* begin DATASET RECORDS *

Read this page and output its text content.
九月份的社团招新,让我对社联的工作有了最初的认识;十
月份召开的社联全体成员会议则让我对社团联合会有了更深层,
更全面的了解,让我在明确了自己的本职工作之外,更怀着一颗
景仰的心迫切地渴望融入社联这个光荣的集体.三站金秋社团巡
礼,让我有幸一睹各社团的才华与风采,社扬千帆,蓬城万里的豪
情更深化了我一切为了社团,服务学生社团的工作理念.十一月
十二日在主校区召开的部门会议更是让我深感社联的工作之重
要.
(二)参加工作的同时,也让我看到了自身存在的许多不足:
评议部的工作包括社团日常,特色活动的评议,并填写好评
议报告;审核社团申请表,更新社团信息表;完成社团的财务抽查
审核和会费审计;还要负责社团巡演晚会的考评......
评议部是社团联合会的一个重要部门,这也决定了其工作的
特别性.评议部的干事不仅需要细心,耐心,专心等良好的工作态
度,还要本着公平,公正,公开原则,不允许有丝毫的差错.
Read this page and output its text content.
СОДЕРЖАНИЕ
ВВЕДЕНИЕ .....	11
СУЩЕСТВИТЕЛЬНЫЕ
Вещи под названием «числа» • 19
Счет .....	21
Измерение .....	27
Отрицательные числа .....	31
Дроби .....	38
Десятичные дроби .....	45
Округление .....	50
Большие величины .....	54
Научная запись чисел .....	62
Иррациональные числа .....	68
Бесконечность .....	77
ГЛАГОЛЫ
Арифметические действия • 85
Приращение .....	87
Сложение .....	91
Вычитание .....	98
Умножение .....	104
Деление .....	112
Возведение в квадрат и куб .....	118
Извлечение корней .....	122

* end DATASET RECORDS *

> INSTRUCTIONS FOR THE TASK: Each line above that includes "числа" counts once; state the total and nothing more.

> REPLY TO THE EXERCISE: 3